* **GOAL**: Each line in the entries below that holds the string "scanning" is to be listed.

* **SUPPLIED INFORMATION**:

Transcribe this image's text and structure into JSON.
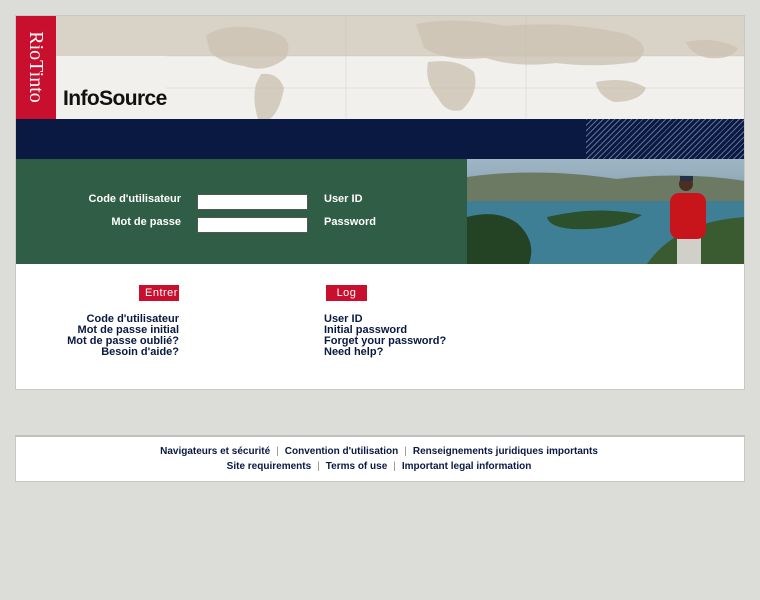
{
  "header": {
    "logo_text": "RioTinto",
    "app_title": "InfoSource"
  },
  "form": {
    "user_label_fr": "Code d'utilisateur",
    "password_label_fr": "Mot de passe",
    "user_label_en": "User ID",
    "password_label_en": "Password",
    "user_value": "",
    "password_value": ""
  },
  "buttons": {
    "enter_fr": "Entrer",
    "login_en": "Log in"
  },
  "help_links_fr": [
    "Code d'utilisateur",
    "Mot de passe initial",
    "Mot de passe oublié?",
    "Besoin d'aide?"
  ],
  "help_links_en": [
    "User ID",
    "Initial password",
    "Forget your password?",
    "Need help?"
  ],
  "footer": {
    "fr": [
      "Navigateurs et sécurité",
      "Convention d'utilisation",
      "Renseignements juridiques importants"
    ],
    "en": [
      "Site requirements",
      "Terms of use",
      "Important legal information"
    ],
    "separator": "|"
  },
  "colors": {
    "brand_red": "#c8102e",
    "navy": "#0a1942",
    "green": "#2f5d45",
    "page_bg": "#dcdcd8"
  }
}
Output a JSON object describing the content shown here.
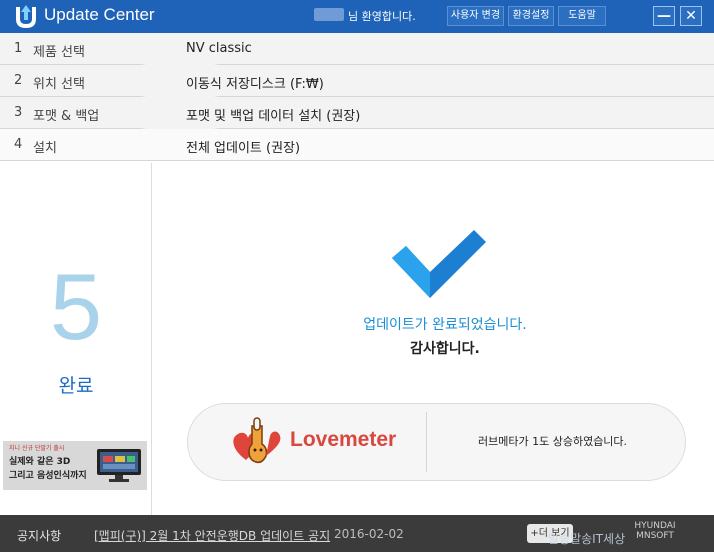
{
  "titlebar": {
    "app_title": "Update Center",
    "welcome": "님 환영합니다.",
    "buttons": [
      "사용자 변경",
      "환경설정",
      "도움말"
    ],
    "minimize_glyph": "—",
    "close_glyph": "✕"
  },
  "steps": [
    {
      "num": "1",
      "name": "제품 선택",
      "value": "NV classic"
    },
    {
      "num": "2",
      "name": "위치 선택",
      "value": "이동식 저장디스크 (F:₩)"
    },
    {
      "num": "3",
      "name": "포맷 & 백업",
      "value": "포맷 및 백업 데이터 설치 (권장)"
    },
    {
      "num": "4",
      "name": "설치",
      "value": "전체 업데이트 (권장)"
    }
  ],
  "left": {
    "step_number": "5",
    "step_label": "완료",
    "ad": {
      "small": "지니 신규 단말기 출시",
      "line1": "실제와 같은 3D",
      "line2": "그리고 음성인식까지"
    }
  },
  "main": {
    "done_message": "업데이트가 완료되었습니다.",
    "thanks": "감사합니다.",
    "lovemeter": {
      "logo": "Lovemeter",
      "status": "러브메타가 1도 상승하였습니다."
    }
  },
  "notice": {
    "label": "공지사항",
    "link": "[맵피(구)] 2월 1차 안전운행DB 업데이트 공지",
    "date": "2016-02-02",
    "more": "+더 보기",
    "brand_line1": "HYUNDAI",
    "brand_line2": "MNSOFT",
    "watermark": "말송말송IT세상"
  },
  "colors": {
    "titlebar": "#1e63b7",
    "accent": "#1b8fd4",
    "step_number": "#a9d3ea"
  },
  "icons": [
    "logo-icon",
    "checkmark-icon",
    "lovemeter-mascot-icon",
    "tv-icon"
  ]
}
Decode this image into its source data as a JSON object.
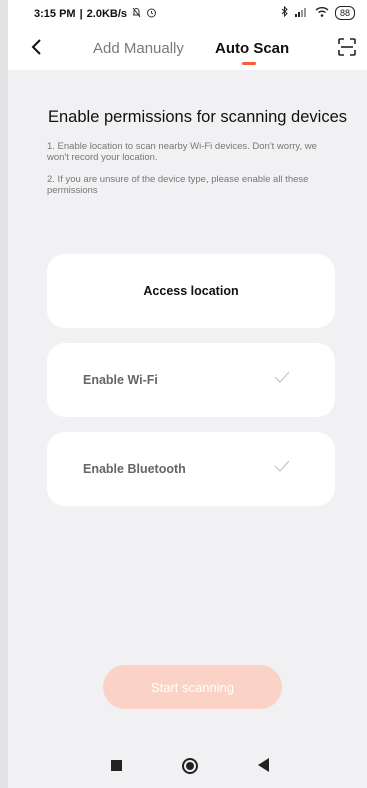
{
  "status_bar": {
    "time": "3:15 PM",
    "separator": "|",
    "network_speed": "2.0KB/s",
    "battery": "88"
  },
  "header": {
    "tabs": [
      {
        "label": "Add Manually",
        "active": false
      },
      {
        "label": "Auto Scan",
        "active": true
      }
    ]
  },
  "main": {
    "title": "Enable permissions for scanning devices",
    "hints": [
      "1. Enable location to scan nearby Wi-Fi devices. Don't worry, we won't record your location.",
      "2. If you are unsure of the device type, please enable all these permissions"
    ],
    "permissions": [
      {
        "label": "Access location",
        "enabled": false
      },
      {
        "label": "Enable Wi-Fi",
        "enabled": true
      },
      {
        "label": "Enable Bluetooth",
        "enabled": true
      }
    ],
    "start_button": "Start scanning"
  },
  "colors": {
    "accent": "#ff5a36",
    "start_button_disabled": "#fbd2c6",
    "background": "#f1f1f3"
  },
  "icons": {
    "back": "chevron-left-icon",
    "scan": "scan-frame-icon",
    "check": "check-icon"
  }
}
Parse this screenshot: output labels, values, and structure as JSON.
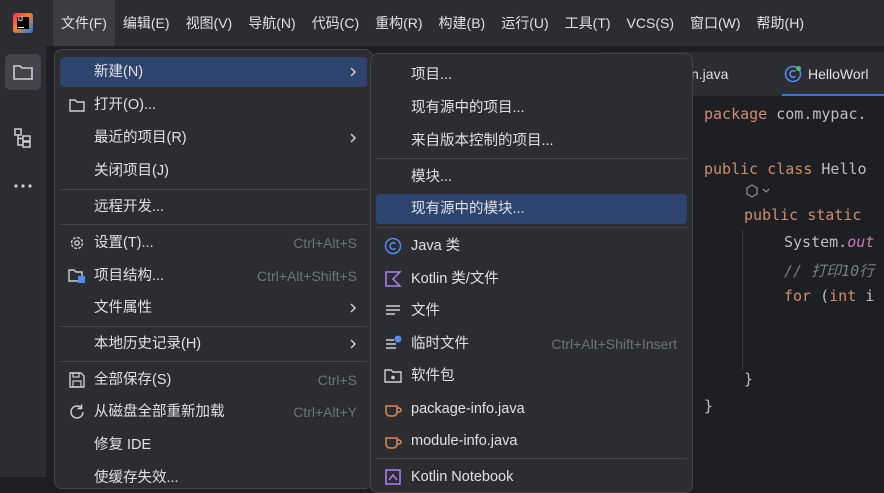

* **REPLY TO THE TASK**:
    "title": "Enable permissions for scanning devices",
    "start_button": "Start scanning"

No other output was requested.